# START OF Given entries

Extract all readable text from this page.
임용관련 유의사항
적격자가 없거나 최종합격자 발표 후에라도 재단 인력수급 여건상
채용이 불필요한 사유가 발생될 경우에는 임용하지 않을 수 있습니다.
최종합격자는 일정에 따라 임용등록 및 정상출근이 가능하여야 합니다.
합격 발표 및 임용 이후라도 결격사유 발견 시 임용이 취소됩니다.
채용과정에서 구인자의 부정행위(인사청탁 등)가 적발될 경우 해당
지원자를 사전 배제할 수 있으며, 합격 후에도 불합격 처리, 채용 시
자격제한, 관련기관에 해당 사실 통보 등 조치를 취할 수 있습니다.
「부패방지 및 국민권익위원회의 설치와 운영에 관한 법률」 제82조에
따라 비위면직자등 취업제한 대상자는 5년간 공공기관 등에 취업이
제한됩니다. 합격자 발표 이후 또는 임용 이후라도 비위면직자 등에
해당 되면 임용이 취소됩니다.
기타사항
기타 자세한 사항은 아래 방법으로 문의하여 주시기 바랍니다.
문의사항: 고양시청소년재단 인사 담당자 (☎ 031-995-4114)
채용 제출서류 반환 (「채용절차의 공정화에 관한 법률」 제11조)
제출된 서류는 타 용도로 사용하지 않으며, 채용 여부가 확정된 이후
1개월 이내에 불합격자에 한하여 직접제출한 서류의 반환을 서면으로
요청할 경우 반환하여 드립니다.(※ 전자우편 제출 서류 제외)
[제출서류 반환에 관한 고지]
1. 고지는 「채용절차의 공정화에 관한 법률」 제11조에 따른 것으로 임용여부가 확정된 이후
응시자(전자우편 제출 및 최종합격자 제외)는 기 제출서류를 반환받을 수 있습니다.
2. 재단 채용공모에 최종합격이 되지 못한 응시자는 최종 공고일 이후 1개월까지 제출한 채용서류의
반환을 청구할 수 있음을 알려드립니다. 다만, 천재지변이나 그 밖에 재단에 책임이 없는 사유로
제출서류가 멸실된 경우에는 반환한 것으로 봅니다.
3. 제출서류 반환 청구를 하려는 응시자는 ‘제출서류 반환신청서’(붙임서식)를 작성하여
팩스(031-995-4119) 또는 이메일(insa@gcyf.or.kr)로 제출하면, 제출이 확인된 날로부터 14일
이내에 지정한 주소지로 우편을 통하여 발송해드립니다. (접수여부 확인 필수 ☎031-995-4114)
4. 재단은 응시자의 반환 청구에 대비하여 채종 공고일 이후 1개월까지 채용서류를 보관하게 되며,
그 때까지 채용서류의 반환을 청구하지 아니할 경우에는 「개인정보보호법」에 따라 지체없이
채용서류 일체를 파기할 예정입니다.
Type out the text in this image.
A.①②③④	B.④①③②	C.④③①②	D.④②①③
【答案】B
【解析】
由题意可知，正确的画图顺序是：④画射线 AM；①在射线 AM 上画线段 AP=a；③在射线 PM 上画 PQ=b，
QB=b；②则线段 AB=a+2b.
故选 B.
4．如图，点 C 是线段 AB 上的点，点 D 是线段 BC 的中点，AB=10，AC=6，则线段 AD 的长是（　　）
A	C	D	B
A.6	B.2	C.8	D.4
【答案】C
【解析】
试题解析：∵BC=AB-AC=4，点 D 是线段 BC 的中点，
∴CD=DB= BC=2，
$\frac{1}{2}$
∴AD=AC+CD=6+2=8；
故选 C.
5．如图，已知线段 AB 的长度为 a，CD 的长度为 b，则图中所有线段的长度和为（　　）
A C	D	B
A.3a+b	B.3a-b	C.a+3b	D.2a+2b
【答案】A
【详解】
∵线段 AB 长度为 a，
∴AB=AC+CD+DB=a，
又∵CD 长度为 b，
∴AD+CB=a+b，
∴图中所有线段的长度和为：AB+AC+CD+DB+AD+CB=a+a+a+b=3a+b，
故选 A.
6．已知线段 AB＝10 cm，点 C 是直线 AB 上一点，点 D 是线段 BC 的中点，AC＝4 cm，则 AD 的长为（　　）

# END OF Given entries

Given exercise
Reproduce all the records precisely.

Exercise solution
Extract all readable text from this page.
임용관련 유의사항
적격자가 없거나 최종합격자 발표 후에라도 재단 인력수급 여건상
채용이 불필요한 사유가 발생될 경우에는 임용하지 않을 수 있습니다.
최종합격자는 일정에 따라 임용등록 및 정상출근이 가능하여야 합니다.
합격 발표 및 임용 이후라도 결격사유 발견 시 임용이 취소됩니다.
채용과정에서 구인자의 부정행위(인사청탁 등)가 적발될 경우 해당
지원자를 사전 배제할 수 있으며, 합격 후에도 불합격 처리, 채용 시
자격제한, 관련기관에 해당 사실 통보 등 조치를 취할 수 있습니다.
「부패방지 및 국민권익위원회의 설치와 운영에 관한 법률」 제82조에
따라 비위면직자등 취업제한 대상자는 5년간 공공기관 등에 취업이
제한됩니다. 합격자 발표 이후 또는 임용 이후라도 비위면직자 등에
해당 되면 임용이 취소됩니다.
기타사항
기타 자세한 사항은 아래 방법으로 문의하여 주시기 바랍니다.
문의사항: 고양시청소년재단 인사 담당자 (☎ 031-995-4114)
채용 제출서류 반환 (「채용절차의 공정화에 관한 법률」 제11조)
제출된 서류는 타 용도로 사용하지 않으며, 채용 여부가 확정된 이후
1개월 이내에 불합격자에 한하여 직접제출한 서류의 반환을 서면으로
요청할 경우 반환하여 드립니다.(※ 전자우편 제출 서류 제외)
[제출서류 반환에 관한 고지]
1. 고지는 「채용절차의 공정화에 관한 법률」 제11조에 따른 것으로 임용여부가 확정된 이후
응시자(전자우편 제출 및 최종합격자 제외)는 기 제출서류를 반환받을 수 있습니다.
2. 재단 채용공모에 최종합격이 되지 못한 응시자는 최종 공고일 이후 1개월까지 제출한 채용서류의
반환을 청구할 수 있음을 알려드립니다. 다만, 천재지변이나 그 밖에 재단에 책임이 없는 사유로
제출서류가 멸실된 경우에는 반환한 것으로 봅니다.
3. 제출서류 반환 청구를 하려는 응시자는 ‘제출서류 반환신청서’(붙임서식)를 작성하여
팩스(031-995-4119) 또는 이메일(insa@gcyf.or.kr)로 제출하면, 제출이 확인된 날로부터 14일
이내에 지정한 주소지로 우편을 통하여 발송해드립니다. (접수여부 확인 필수 ☎031-995-4114)
4. 재단은 응시자의 반환 청구에 대비하여 채종 공고일 이후 1개월까지 채용서류를 보관하게 되며,
그 때까지 채용서류의 반환을 청구하지 아니할 경우에는 「개인정보보호법」에 따라 지체없이
채용서류 일체를 파기할 예정입니다.
Type out the text in this image.
A.①②③④	B.④①③②	C.④③①②	D.④②①③
【答案】B
【解析】
由题意可知，正确的画图顺序是：④画射线 AM；①在射线 AM 上画线段 AP=a；③在射线 PM 上画 PQ=b，
QB=b；②则线段 AB=a+2b.
故选 B.
4．如图，点 C 是线段 AB 上的点，点 D 是线段 BC 的中点，AB=10，AC=6，则线段 AD 的长是（　　）
A	C	D	B
A.6	B.2	C.8	D.4
【答案】C
【解析】
试题解析：∵BC=AB-AC=4，点 D 是线段 BC 的中点，
∴CD=DB= BC=2，
$\frac{1}{2}$
∴AD=AC+CD=6+2=8；
故选 C.
5．如图，已知线段 AB 的长度为 a，CD 的长度为 b，则图中所有线段的长度和为（　　）
A C	D	B
A.3a+b	B.3a-b	C.a+3b	D.2a+2b
【答案】A
【详解】
∵线段 AB 长度为 a，
∴AB=AC+CD+DB=a，
又∵CD 长度为 b，
∴AD+CB=a+b，
∴图中所有线段的长度和为：AB+AC+CD+DB+AD+CB=a+a+a+b=3a+b，
故选 A.
6．已知线段 AB＝10 cm，点 C 是直线 AB 上一点，点 D 是线段 BC 的中点，AC＝4 cm，则 AD 的长为（　　）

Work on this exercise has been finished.